■ WHAT YOU HAVE TO DO ■
From the data below, pull out every line that contains the string "Total", treating uppercase and lowercase as different.

■ INFORMATION SUPPLIED ■

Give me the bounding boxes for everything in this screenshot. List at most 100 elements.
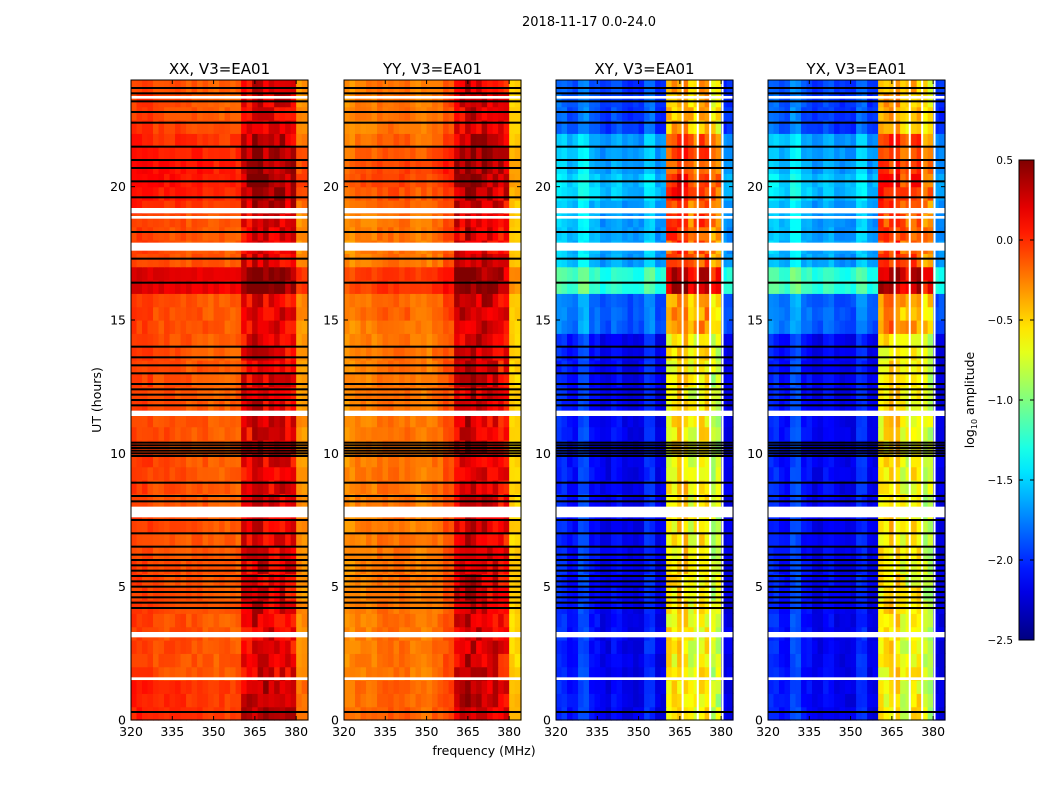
y-tick-label: 5 (118, 579, 126, 594)
heatmap-cell (699, 333, 705, 347)
heatmap-cell (186, 347, 192, 361)
heatmap-cell (465, 147, 471, 161)
heatmap-cell (355, 520, 361, 534)
heatmap-cell (493, 693, 499, 707)
heatmap-cell (355, 227, 361, 241)
heatmap-cell (487, 707, 493, 721)
heatmap-cell (443, 680, 449, 694)
heatmap-cell (421, 93, 427, 107)
flagged-black-line (344, 554, 521, 556)
heatmap-cell (203, 693, 209, 707)
heatmap-cell (159, 93, 165, 107)
heatmap-cell (498, 347, 504, 361)
heatmap-cell (694, 373, 700, 387)
heatmap-cell (438, 427, 444, 441)
heatmap-cell (410, 107, 416, 121)
heatmap-cell (186, 253, 192, 267)
heatmap-cell (186, 147, 192, 161)
heatmap-cell (137, 347, 143, 361)
heatmap-cell (225, 293, 231, 307)
heatmap-cell (556, 147, 562, 161)
heatmap-cell (214, 80, 220, 94)
heatmap-cell (567, 373, 573, 387)
heatmap-cell (258, 373, 264, 387)
heatmap-cell (476, 213, 482, 227)
heatmap-cell (476, 160, 482, 174)
heatmap-cell (432, 347, 438, 361)
heatmap-cell (567, 587, 573, 601)
heatmap-cell (644, 107, 650, 121)
heatmap-cell (823, 680, 829, 694)
heatmap-cell (142, 227, 148, 241)
y-tick-label: 10 (535, 446, 551, 461)
heatmap-cell (214, 187, 220, 201)
heatmap-cell (181, 173, 187, 187)
heatmap-cell (344, 133, 350, 147)
heatmap-cell (285, 587, 291, 601)
heatmap-cell (142, 560, 148, 574)
heatmap-cell (622, 253, 628, 267)
heatmap-cell (498, 213, 504, 227)
heatmap-cell (291, 173, 297, 187)
heatmap-cell (589, 227, 595, 241)
heatmap-cell (416, 333, 422, 347)
heatmap-cell (344, 587, 350, 601)
heatmap-cell (225, 680, 231, 694)
heatmap-cell (482, 360, 488, 374)
heatmap-cell (438, 320, 444, 334)
heatmap-cell (589, 560, 595, 574)
heatmap-cell (622, 707, 628, 721)
heatmap-cell (219, 347, 225, 361)
heatmap-cell (471, 227, 477, 241)
heatmap-cell (236, 653, 242, 667)
heatmap-cell (159, 533, 165, 547)
heatmap-cell (280, 373, 286, 387)
heatmap-cell (655, 693, 661, 707)
heatmap-cell (584, 547, 590, 561)
heatmap-cell (137, 533, 143, 547)
heatmap-cell (410, 267, 416, 281)
heatmap-cell (214, 293, 220, 307)
heatmap-cell (606, 613, 612, 627)
heatmap-cell (443, 213, 449, 227)
heatmap-cell (672, 160, 678, 174)
flagged-black-line (344, 146, 521, 148)
flagged-black-line (344, 92, 521, 94)
heatmap-cell (410, 347, 416, 361)
heatmap-cell (142, 360, 148, 374)
heatmap-cell (219, 227, 225, 241)
flagged-black-line (556, 442, 733, 444)
heatmap-cell (628, 520, 634, 534)
heatmap-cell (153, 267, 159, 281)
heatmap-cell (203, 333, 209, 347)
flagged-black-line (556, 372, 733, 374)
heatmap-cell (372, 360, 378, 374)
heatmap-cell (153, 680, 159, 694)
heatmap-cell (639, 80, 645, 94)
heatmap-cell (269, 653, 275, 667)
heatmap-cell (269, 360, 275, 374)
heatmap-cell (818, 680, 824, 694)
heatmap-cell (203, 107, 209, 121)
heatmap-cell (416, 693, 422, 707)
heatmap-cell (606, 547, 612, 561)
heatmap-cell (688, 680, 694, 694)
x-tick-label: 365 (456, 724, 480, 739)
heatmap-cell (214, 560, 220, 574)
heatmap-cell (197, 347, 203, 361)
heatmap-cell (578, 307, 584, 321)
heatmap-cell (181, 133, 187, 147)
heatmap-cell (694, 347, 700, 361)
heatmap-cell (716, 213, 722, 227)
heatmap-cell (509, 533, 515, 547)
flagged-black-line (131, 122, 308, 124)
heatmap-cell (291, 587, 297, 601)
heatmap-cell (291, 653, 297, 667)
heatmap-cell (175, 253, 181, 267)
heatmap-cell (432, 107, 438, 121)
heatmap-cell (131, 80, 137, 94)
heatmap-cell (263, 680, 269, 694)
heatmap-cell (438, 160, 444, 174)
flagged-black-line (131, 586, 308, 588)
heatmap-cell (628, 107, 634, 121)
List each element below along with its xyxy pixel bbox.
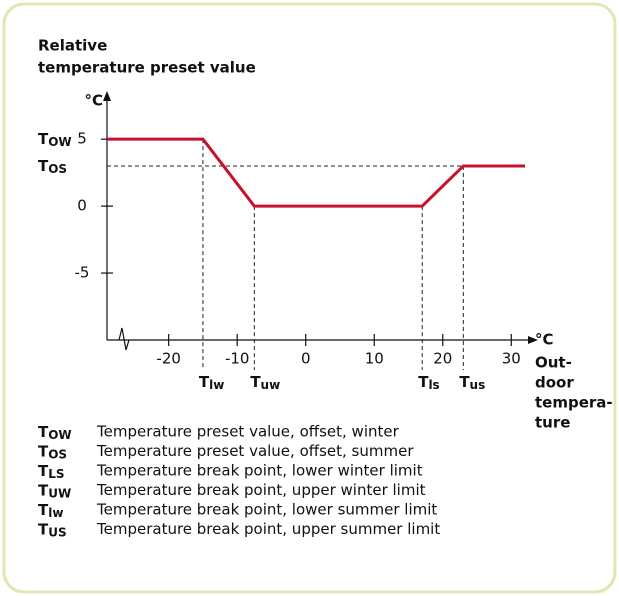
- symbol-letter: T: [199, 373, 210, 391]
- symbol-label: TOW: [38, 423, 72, 442]
- symbol-label: TUW: [38, 481, 71, 500]
- x-tick-label: 0: [301, 350, 311, 368]
- symbol-letter: T: [38, 156, 49, 174]
- symbol-label: Tlw: [199, 373, 224, 392]
- x-arrow: [528, 336, 538, 344]
- symbol-letter: T: [250, 373, 261, 391]
- x-tick-label: -10: [225, 350, 250, 368]
- symbol-sub: US: [48, 525, 66, 539]
- symbol-sub: UW: [48, 486, 71, 500]
- y-tick-label: 5: [77, 130, 87, 148]
- symbol-label: TLS: [38, 462, 65, 481]
- symbol-letter: T: [38, 481, 49, 499]
- legend-text: Temperature preset value, offset, winter: [96, 423, 400, 441]
- symbol-label: TOS: [38, 156, 67, 175]
- y-unit: °C: [84, 92, 103, 110]
- x-axis-label: ture: [535, 414, 570, 432]
- x-tick-label: 30: [502, 350, 521, 368]
- symbol-letter: T: [459, 373, 470, 391]
- legend-text: Temperature break point, lower summer li…: [96, 501, 437, 519]
- symbol-label: TOS: [38, 442, 67, 461]
- x-axis-label: tempera-: [535, 394, 613, 412]
- symbol-letter: T: [38, 130, 49, 148]
- symbol-letter: T: [38, 442, 49, 460]
- symbol-sub: uw: [261, 378, 281, 392]
- chart-title: temperature preset value: [38, 59, 256, 77]
- legend-text: Temperature break point, upper winter li…: [96, 481, 426, 499]
- symbol-label: Tus: [459, 373, 485, 392]
- data-line: [107, 137, 525, 208]
- symbol-letter: T: [38, 462, 49, 480]
- axis-break: [118, 327, 130, 351]
- symbol-letter: T: [38, 423, 49, 441]
- y-tick-label: -5: [75, 264, 90, 282]
- symbol-sub: ls: [428, 378, 439, 392]
- symbol-sub: LS: [48, 467, 64, 481]
- legend-text: Temperature break point, lower winter li…: [96, 462, 423, 480]
- symbol-letter: T: [38, 520, 49, 538]
- x-tick-label: 10: [365, 350, 384, 368]
- y-arrow: [103, 91, 111, 101]
- symbol-sub: lw: [209, 378, 224, 392]
- symbol-label: TOW: [38, 130, 72, 149]
- symbol-sub: us: [470, 378, 486, 392]
- chart-title: Relative: [38, 37, 107, 55]
- x-axis-label: door: [535, 374, 574, 392]
- symbol-sub: OS: [48, 161, 67, 175]
- symbol-letter: T: [38, 501, 49, 519]
- legend-text: Temperature preset value, offset, summer: [96, 442, 414, 460]
- legend-text: Temperature break point, upper summer li…: [96, 520, 440, 538]
- symbol-label: Tuw: [250, 373, 280, 392]
- x-unit: °C: [535, 331, 554, 349]
- symbol-letter: T: [418, 373, 429, 391]
- y-tick-label: 0: [77, 197, 87, 215]
- symbol-sub: OS: [48, 447, 67, 461]
- symbol-sub: lw: [48, 506, 63, 520]
- symbol-label: TUS: [38, 520, 67, 539]
- symbol-sub: OW: [48, 428, 71, 442]
- x-tick-label: 20: [433, 350, 452, 368]
- symbol-sub: OW: [48, 135, 71, 149]
- x-tick-label: -20: [156, 350, 181, 368]
- symbol-label: Tls: [418, 373, 440, 392]
- x-axis-label: Out-: [535, 354, 572, 372]
- symbol-label: Tlw: [38, 501, 63, 520]
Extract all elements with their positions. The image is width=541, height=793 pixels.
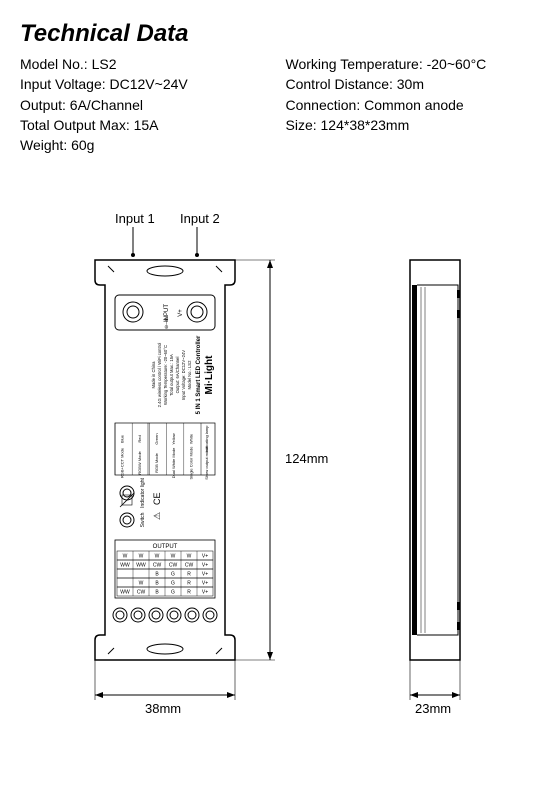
svg-text:⚠: ⚠ [152, 512, 162, 520]
output-label: OUTPUT [153, 544, 178, 550]
svg-text:5 IN 1 Smart LED Controller: 5 IN 1 Smart LED Controller [196, 335, 202, 414]
svg-text:WW: WW [136, 563, 146, 569]
svg-text:W: W [187, 554, 192, 560]
svg-text:G: G [171, 581, 175, 587]
svg-text:124mm: 124mm [285, 451, 328, 466]
svg-text:Output: 6A/Channel: Output: 6A/Channel [175, 357, 180, 394]
svg-text:Made in China: Made in China [151, 361, 156, 389]
svg-text:V+: V+ [202, 554, 208, 560]
svg-text:V+: V+ [202, 572, 208, 578]
svg-text:R: R [187, 581, 191, 587]
svg-text:Model No.: LS2: Model No.: LS2 [187, 360, 192, 390]
specs-right-col: Working Temperature: -20~60°CControl Dis… [286, 54, 522, 155]
svg-text:Green: Green [154, 434, 159, 445]
svg-text:V+: V+ [202, 563, 208, 569]
svg-text:W: W [139, 554, 144, 560]
spec-row: Output: 6A/Channel [20, 95, 256, 115]
svg-text:R: R [187, 572, 191, 578]
spec-row: Total Output Max: 15A [20, 115, 256, 135]
svg-text:Red: Red [137, 436, 142, 443]
svg-text:White: White [188, 434, 193, 445]
svg-text:Mi·Light: Mi·Light [204, 355, 215, 395]
svg-text:RGBW Mode: RGBW Mode [137, 451, 142, 475]
dim-width: 38mm [95, 660, 235, 716]
svg-text:CE: CE [152, 493, 162, 506]
spec-row: Weight: 60g [20, 135, 256, 155]
svg-text:W: W [155, 554, 160, 560]
svg-text:G: G [171, 572, 175, 578]
svg-text:CW: CW [169, 563, 178, 569]
svg-text:RGB Mode: RGB Mode [154, 453, 159, 474]
svg-text:Dual White Mode: Dual White Mode [171, 447, 176, 478]
svg-text:WW: WW [120, 563, 130, 569]
svg-text:Show output mode: Show output mode [204, 446, 209, 480]
svg-text:RGB+CCT Mode: RGB+CCT Mode [120, 448, 125, 479]
page-title: Technical Data [20, 20, 521, 48]
svg-text:W: W [123, 554, 128, 560]
specs-left-col: Model No.: LS2Input Voltage: DC12V~24VOu… [20, 54, 256, 155]
svg-text:R: R [187, 590, 191, 596]
svg-text:Yellow: Yellow [171, 434, 176, 446]
svg-text:Input Voltage: DC12V~24V: Input Voltage: DC12V~24V [181, 350, 186, 400]
svg-text:W: W [139, 581, 144, 587]
input2-label: Input 2 [180, 211, 220, 226]
device-side [410, 260, 460, 660]
svg-text:V+: V+ [202, 590, 208, 596]
svg-text:CW: CW [185, 563, 194, 569]
svg-text:Single Color Mode: Single Color Mode [188, 446, 193, 480]
input1-label: Input 1 [115, 211, 155, 226]
specs-block: Model No.: LS2Input Voltage: DC12V~24VOu… [20, 54, 521, 155]
svg-text:⊖─⊕: ⊖─⊕ [164, 318, 170, 330]
svg-text:CW: CW [153, 563, 162, 569]
spec-row: Control Distance: 30m [286, 74, 522, 94]
svg-text:2.4G wireless control / WiFi c: 2.4G wireless control / WiFi control [157, 343, 162, 408]
dim-depth: 23mm [410, 660, 460, 716]
spec-row: Model No.: LS2 [20, 54, 256, 74]
indicator-light-label: Indicator light [140, 478, 146, 508]
svg-text:23mm: 23mm [415, 701, 451, 716]
device-front: INPUT ⊖─⊕ V+ Mi·Light5 IN 1 Smart LED Co… [95, 260, 235, 660]
switch-label: Switch [140, 513, 146, 528]
svg-text:38mm: 38mm [145, 701, 181, 716]
spec-row: Working Temperature: -20~60°C [286, 54, 522, 74]
spec-row: Input Voltage: DC12V~24V [20, 74, 256, 94]
svg-text:Blue: Blue [120, 435, 125, 444]
technical-diagram: Input 1 Input 2 INPUT ⊖─⊕ V+ Mi·Light5 I… [20, 205, 520, 725]
dim-height: 124mm [235, 260, 328, 660]
svg-text:G: G [171, 590, 175, 596]
svg-text:CW: CW [137, 590, 146, 596]
spec-row: Size: 124*38*23mm [286, 115, 522, 135]
svg-text:WW: WW [120, 590, 130, 596]
svg-text:Working Temperature: -20~60°C: Working Temperature: -20~60°C [163, 345, 168, 405]
v-plus-label: V+ [178, 309, 184, 317]
svg-text:V+: V+ [202, 581, 208, 587]
spec-row: Connection: Common anode [286, 95, 522, 115]
svg-text:Total output Max.: 15A: Total output Max.: 15A [169, 354, 174, 396]
svg-text:W: W [171, 554, 176, 560]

■ RESPONSE BELOW ■
spec-row: Total Output Max: 15A [20, 115, 256, 135]
svg-text:Total output Max.: 15A: Total output Max.: 15A [169, 354, 174, 396]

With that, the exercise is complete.